AIM
In the listing below, locate the lines that hold "following" and copy them.

— Begin —

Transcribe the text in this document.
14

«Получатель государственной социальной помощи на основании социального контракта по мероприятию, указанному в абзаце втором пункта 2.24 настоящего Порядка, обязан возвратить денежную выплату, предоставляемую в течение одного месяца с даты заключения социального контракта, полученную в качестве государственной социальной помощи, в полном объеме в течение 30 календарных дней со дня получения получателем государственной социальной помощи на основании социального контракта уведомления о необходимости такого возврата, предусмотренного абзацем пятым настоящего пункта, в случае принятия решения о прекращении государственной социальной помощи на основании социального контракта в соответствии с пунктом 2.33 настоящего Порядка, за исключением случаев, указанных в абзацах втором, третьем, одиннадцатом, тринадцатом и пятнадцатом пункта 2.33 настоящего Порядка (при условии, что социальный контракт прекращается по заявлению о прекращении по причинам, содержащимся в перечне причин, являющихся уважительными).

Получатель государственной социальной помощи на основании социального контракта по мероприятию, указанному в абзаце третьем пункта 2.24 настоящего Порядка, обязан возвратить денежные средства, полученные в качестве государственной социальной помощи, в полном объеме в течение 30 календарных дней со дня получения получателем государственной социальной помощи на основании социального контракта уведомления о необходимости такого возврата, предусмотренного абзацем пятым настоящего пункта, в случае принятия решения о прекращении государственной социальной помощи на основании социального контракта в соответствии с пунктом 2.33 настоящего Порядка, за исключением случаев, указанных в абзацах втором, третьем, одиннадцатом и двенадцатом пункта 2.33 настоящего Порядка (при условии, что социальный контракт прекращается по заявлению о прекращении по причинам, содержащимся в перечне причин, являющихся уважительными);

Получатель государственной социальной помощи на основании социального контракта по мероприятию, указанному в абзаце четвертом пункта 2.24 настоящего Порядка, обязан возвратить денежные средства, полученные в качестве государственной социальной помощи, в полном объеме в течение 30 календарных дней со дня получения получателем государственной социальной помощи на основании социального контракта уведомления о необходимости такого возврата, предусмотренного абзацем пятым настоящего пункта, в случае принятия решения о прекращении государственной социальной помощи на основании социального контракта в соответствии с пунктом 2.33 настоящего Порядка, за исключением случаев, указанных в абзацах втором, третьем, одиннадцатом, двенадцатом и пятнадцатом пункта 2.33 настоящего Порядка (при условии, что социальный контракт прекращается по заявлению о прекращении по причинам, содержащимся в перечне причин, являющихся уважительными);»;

— End —
— Begin —

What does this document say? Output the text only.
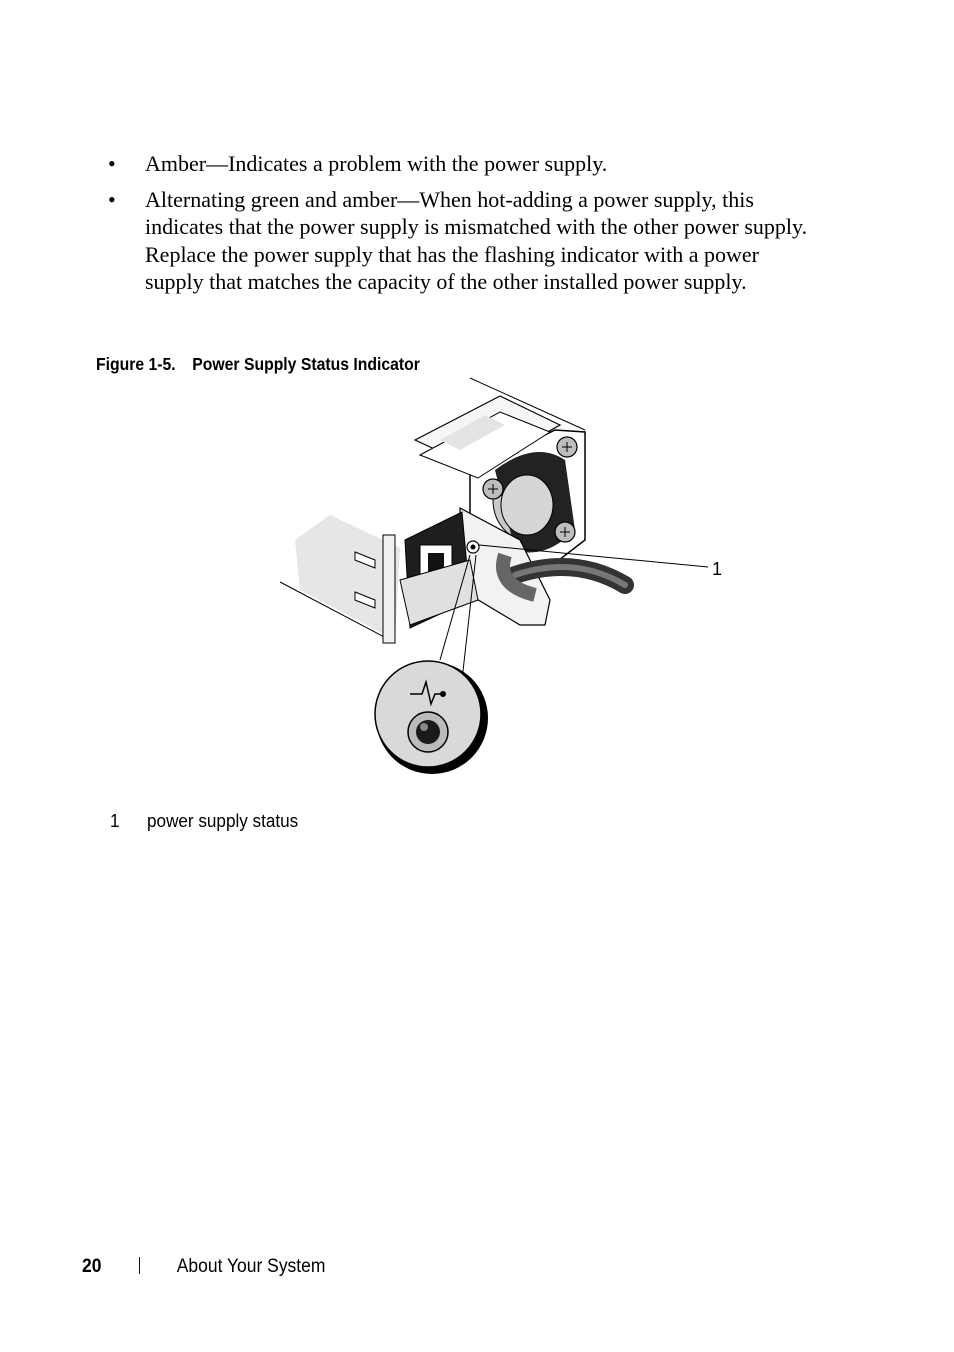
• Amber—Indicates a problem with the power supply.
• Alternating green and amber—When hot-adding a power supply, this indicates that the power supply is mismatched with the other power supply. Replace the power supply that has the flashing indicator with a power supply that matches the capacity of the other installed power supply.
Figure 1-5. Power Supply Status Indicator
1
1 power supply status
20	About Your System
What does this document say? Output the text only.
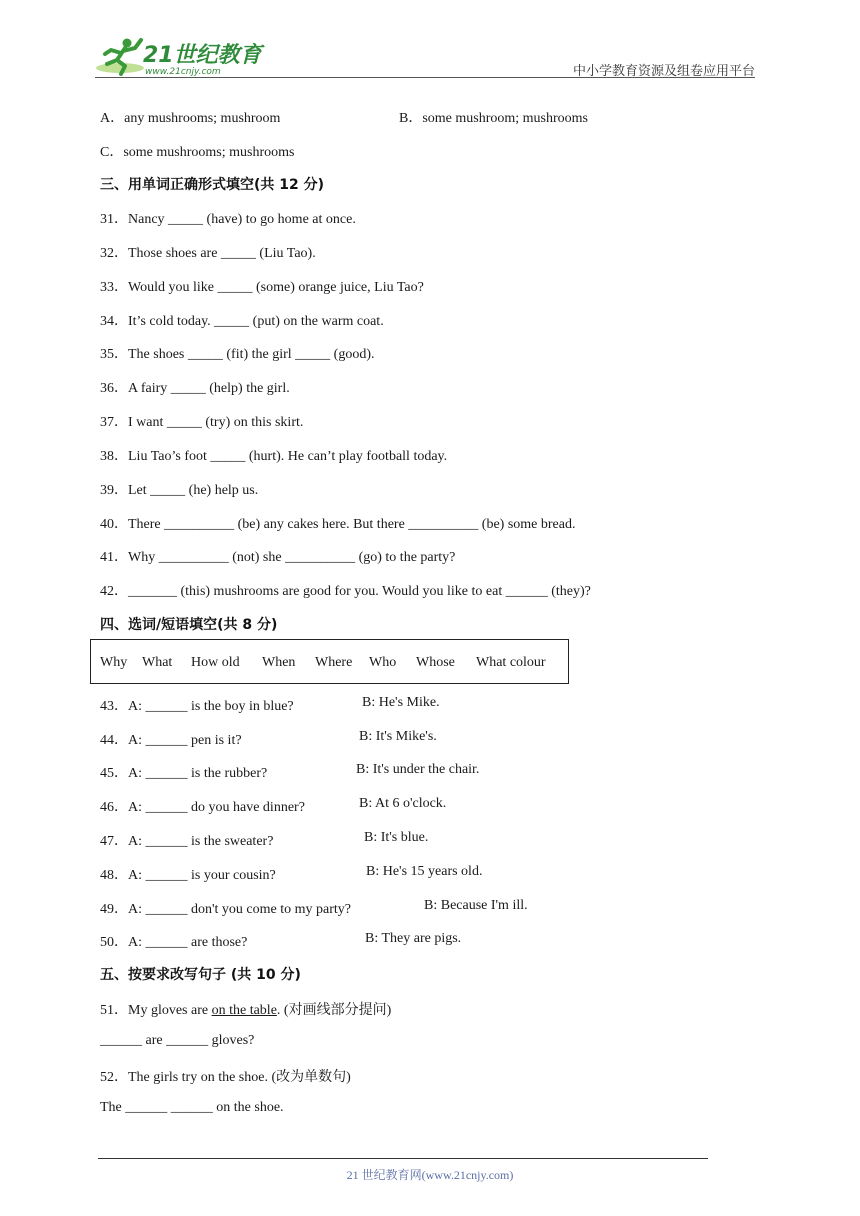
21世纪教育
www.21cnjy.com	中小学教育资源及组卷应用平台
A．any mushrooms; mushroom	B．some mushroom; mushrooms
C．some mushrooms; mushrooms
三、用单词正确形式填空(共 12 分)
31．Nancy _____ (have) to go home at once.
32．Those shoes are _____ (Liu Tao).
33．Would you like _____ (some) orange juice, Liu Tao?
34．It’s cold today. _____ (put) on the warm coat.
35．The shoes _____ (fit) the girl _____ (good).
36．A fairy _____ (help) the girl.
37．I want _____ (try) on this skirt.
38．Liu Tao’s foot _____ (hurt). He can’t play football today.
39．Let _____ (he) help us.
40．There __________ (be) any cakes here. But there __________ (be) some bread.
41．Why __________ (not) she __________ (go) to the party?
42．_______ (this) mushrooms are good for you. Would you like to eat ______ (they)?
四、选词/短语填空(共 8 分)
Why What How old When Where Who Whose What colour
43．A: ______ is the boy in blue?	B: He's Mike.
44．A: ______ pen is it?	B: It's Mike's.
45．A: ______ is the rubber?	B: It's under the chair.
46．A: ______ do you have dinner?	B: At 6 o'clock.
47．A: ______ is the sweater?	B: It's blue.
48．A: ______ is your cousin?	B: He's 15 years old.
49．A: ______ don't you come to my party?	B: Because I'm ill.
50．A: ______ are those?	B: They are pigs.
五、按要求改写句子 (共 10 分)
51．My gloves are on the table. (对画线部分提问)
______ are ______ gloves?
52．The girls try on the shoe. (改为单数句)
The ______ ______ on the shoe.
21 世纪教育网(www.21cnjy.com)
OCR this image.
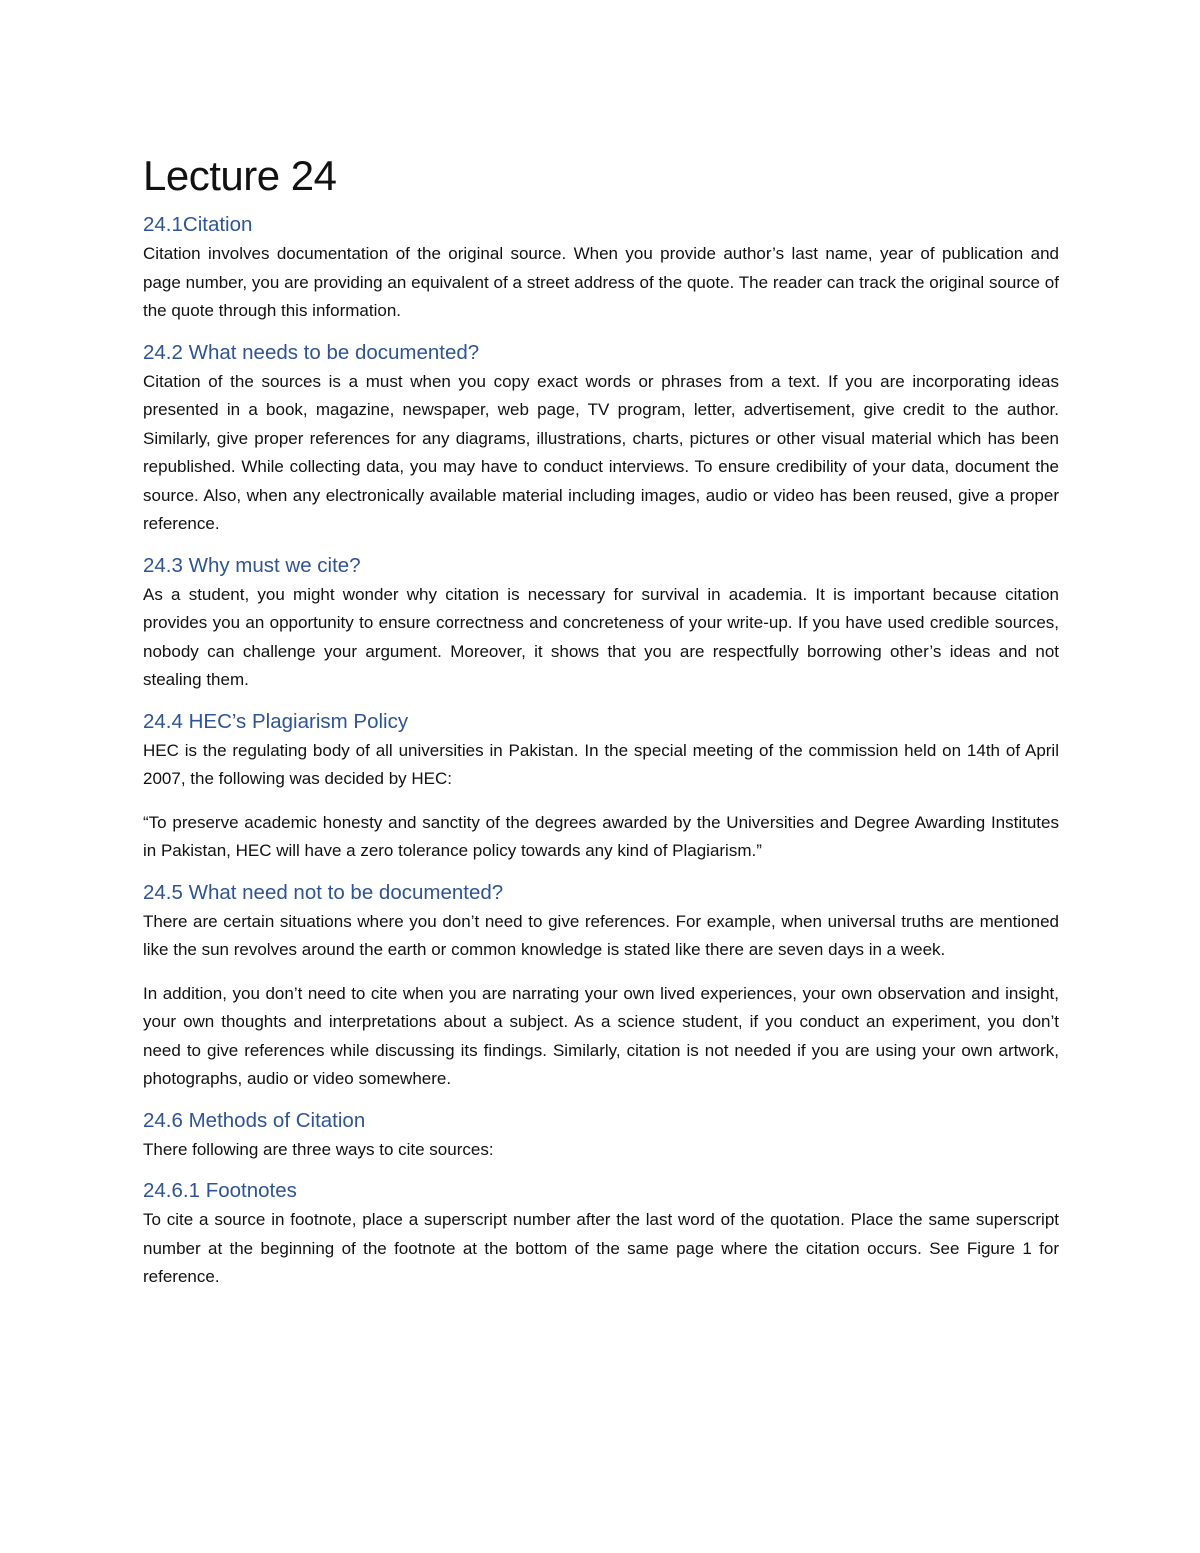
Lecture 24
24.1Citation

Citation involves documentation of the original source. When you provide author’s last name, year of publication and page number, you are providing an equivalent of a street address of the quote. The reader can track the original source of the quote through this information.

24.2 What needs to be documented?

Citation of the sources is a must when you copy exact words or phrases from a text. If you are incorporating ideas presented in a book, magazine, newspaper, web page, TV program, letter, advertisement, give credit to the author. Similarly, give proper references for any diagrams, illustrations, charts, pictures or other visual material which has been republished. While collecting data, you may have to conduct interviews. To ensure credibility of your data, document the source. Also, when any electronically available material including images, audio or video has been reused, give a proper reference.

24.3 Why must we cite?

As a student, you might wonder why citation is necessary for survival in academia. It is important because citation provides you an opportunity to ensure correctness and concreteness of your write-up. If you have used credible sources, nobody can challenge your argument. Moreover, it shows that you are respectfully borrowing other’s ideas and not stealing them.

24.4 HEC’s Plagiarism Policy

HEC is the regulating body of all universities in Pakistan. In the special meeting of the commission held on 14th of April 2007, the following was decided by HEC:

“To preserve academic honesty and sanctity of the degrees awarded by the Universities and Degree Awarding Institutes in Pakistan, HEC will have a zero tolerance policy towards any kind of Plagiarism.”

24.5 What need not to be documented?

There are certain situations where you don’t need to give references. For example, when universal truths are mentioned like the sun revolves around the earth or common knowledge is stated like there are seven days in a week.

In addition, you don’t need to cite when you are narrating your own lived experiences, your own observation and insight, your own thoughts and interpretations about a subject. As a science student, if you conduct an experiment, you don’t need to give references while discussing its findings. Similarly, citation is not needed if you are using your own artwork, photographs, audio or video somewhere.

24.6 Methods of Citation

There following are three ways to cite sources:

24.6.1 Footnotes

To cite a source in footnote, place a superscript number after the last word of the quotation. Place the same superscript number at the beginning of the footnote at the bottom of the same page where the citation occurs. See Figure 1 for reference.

— End —

SOLUTION
HEC is the regulating body of all universities in Pakistan. In the special meeting of the commission held on 14th of April 2007, the following was decided by HEC:
There following are three ways to cite sources:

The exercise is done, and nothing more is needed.